→ AIM OF THE EXERCISE
Filter the entries and keep only the lines where the string "structured" appears.

* BEGIN MATERIAL FOR THIS TASK *

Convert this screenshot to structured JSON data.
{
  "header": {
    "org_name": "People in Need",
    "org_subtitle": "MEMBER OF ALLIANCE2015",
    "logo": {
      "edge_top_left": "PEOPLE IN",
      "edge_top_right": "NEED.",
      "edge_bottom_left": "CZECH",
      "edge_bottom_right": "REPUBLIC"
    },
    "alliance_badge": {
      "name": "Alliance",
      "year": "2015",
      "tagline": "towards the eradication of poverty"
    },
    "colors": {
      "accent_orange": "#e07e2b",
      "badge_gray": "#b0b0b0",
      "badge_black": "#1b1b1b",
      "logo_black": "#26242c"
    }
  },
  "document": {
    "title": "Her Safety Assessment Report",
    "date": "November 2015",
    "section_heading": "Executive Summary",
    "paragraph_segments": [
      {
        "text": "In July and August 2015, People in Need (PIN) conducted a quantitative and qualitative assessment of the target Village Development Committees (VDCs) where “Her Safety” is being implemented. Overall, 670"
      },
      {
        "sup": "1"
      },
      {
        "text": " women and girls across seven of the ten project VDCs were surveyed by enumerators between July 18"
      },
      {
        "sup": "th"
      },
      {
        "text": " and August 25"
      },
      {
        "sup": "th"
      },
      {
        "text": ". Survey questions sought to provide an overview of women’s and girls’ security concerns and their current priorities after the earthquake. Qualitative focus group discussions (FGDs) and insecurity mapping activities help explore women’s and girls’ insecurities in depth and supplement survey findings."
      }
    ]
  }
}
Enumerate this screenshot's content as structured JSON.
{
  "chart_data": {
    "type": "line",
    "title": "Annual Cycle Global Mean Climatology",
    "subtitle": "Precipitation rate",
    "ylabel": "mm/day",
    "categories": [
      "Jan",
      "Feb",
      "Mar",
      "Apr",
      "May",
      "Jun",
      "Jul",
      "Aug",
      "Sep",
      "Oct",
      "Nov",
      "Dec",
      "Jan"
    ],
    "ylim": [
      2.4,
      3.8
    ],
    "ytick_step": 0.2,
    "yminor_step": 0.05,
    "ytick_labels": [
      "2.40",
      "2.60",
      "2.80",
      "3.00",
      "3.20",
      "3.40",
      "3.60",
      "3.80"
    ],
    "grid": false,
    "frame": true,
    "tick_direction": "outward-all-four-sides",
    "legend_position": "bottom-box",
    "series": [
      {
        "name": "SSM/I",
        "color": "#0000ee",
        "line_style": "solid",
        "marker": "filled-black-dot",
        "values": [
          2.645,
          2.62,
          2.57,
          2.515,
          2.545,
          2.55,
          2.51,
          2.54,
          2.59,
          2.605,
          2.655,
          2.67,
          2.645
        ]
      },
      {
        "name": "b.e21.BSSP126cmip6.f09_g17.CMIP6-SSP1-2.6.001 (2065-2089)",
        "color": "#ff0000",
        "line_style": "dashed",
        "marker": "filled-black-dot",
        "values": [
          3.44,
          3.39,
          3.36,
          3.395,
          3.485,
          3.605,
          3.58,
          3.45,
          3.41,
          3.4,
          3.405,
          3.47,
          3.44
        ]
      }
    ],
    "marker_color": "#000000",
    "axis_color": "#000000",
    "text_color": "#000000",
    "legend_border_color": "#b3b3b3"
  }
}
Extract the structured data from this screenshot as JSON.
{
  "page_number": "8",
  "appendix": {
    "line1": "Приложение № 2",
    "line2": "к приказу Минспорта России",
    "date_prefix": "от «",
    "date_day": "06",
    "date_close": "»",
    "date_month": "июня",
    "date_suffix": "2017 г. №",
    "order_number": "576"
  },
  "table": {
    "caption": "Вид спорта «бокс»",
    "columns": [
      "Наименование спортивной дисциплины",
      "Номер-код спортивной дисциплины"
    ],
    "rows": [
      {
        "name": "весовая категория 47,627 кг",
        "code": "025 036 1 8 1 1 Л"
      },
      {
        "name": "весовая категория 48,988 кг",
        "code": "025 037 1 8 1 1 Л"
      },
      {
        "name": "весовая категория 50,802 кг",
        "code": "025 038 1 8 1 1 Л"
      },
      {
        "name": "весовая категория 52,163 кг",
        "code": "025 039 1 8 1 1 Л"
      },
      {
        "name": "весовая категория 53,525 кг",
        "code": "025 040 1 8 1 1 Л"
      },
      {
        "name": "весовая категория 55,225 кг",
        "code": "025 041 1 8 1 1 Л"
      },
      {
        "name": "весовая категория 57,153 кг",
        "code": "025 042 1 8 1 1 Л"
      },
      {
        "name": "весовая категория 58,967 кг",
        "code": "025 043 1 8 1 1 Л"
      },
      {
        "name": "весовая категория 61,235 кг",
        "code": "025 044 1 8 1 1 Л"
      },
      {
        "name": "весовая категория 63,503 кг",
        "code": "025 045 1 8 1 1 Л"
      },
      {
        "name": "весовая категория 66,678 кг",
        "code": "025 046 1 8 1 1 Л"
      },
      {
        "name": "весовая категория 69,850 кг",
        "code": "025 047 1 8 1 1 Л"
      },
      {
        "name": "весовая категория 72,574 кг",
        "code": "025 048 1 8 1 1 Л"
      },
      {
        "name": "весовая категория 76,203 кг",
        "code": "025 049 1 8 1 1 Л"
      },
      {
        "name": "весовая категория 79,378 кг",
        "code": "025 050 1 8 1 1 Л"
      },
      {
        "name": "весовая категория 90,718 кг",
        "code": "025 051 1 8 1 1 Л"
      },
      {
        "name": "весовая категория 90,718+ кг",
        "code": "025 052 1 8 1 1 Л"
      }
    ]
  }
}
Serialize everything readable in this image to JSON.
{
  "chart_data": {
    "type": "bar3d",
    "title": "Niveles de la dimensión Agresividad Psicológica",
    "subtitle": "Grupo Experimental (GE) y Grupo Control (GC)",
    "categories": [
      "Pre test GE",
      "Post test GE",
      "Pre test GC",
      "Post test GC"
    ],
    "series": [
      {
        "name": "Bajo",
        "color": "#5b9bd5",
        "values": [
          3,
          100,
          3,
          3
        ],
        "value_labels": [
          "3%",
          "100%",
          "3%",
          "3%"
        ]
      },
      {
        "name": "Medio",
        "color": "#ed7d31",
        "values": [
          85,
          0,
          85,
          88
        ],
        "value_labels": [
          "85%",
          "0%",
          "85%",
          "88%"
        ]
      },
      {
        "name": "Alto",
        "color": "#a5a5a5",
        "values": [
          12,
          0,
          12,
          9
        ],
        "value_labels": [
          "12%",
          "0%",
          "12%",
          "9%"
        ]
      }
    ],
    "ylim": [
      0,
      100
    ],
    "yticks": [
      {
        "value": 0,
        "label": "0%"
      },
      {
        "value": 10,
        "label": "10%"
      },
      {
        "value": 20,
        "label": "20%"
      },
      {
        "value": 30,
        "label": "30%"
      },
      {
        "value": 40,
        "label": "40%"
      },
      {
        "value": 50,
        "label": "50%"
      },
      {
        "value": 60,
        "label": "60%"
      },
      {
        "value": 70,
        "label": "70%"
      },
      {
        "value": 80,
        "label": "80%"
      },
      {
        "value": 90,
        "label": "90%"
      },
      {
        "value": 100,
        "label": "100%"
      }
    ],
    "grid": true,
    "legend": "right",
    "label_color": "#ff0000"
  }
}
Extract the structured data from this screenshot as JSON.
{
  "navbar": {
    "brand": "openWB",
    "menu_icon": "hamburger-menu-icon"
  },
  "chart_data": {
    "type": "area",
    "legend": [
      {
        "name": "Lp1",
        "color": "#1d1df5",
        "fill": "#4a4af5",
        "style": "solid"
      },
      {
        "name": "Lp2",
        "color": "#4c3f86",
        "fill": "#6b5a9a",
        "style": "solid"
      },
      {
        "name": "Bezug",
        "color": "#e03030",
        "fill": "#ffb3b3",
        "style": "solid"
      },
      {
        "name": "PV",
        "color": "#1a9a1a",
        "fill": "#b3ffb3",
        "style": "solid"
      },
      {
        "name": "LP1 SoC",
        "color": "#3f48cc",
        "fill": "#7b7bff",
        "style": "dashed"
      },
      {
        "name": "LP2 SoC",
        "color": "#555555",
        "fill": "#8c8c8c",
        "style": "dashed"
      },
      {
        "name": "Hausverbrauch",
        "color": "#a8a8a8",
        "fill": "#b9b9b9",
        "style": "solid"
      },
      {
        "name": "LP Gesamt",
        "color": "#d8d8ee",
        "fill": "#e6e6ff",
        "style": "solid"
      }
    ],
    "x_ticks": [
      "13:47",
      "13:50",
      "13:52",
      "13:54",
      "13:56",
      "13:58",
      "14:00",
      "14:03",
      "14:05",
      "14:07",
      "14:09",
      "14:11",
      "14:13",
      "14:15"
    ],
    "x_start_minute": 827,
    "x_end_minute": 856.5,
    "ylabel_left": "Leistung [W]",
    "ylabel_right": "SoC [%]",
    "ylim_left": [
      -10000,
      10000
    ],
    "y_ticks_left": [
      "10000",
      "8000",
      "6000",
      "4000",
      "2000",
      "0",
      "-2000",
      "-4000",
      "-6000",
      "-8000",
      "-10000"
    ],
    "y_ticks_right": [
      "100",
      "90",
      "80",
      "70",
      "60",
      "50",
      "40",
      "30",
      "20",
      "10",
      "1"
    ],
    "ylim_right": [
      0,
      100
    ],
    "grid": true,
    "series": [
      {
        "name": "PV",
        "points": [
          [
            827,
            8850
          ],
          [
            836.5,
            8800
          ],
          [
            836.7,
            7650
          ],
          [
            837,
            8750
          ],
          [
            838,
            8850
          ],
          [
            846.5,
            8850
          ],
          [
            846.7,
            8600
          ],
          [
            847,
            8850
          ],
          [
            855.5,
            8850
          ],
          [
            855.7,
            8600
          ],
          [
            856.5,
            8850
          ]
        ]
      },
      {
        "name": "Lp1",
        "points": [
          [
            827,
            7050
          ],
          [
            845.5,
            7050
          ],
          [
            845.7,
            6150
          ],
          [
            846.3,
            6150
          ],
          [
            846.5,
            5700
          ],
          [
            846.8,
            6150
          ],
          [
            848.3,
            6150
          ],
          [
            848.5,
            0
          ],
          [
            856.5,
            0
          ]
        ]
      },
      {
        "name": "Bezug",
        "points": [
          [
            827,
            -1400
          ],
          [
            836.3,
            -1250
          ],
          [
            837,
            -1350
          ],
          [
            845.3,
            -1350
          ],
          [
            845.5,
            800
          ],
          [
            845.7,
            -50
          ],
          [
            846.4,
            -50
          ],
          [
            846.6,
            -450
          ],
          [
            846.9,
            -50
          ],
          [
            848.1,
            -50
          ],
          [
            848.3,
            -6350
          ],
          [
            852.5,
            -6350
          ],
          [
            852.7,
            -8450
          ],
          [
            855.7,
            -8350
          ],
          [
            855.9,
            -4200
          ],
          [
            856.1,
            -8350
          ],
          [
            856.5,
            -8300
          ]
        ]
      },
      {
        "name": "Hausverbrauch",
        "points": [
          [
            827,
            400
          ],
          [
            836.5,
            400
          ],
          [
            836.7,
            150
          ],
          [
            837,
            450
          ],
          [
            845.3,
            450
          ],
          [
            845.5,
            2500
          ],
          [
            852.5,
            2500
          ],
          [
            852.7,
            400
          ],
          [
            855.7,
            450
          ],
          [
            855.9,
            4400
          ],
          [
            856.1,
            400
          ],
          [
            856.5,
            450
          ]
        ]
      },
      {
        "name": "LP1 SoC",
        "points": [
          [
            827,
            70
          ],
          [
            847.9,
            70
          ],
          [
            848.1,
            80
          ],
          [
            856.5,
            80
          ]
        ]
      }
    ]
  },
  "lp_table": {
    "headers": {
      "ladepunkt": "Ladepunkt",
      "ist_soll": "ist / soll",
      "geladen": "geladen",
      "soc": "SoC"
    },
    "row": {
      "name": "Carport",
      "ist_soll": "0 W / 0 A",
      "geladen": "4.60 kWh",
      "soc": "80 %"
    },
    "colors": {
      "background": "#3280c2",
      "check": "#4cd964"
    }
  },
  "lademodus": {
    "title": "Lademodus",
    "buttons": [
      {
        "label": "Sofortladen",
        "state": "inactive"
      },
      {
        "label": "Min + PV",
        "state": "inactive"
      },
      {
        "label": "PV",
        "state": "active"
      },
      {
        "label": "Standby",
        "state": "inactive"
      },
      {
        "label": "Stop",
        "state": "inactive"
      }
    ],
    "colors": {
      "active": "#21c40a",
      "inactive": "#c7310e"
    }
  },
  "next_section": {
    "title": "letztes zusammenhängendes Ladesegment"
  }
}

* END MATERIAL FOR THIS TASK *

→ RESULT OF THIS TASK
Convert this screenshot to structured JSON data.
Enumerate this screenshot's content as structured JSON.
Extract the structured data from this screenshot as JSON.
Extract the structured data from this screenshot as JSON.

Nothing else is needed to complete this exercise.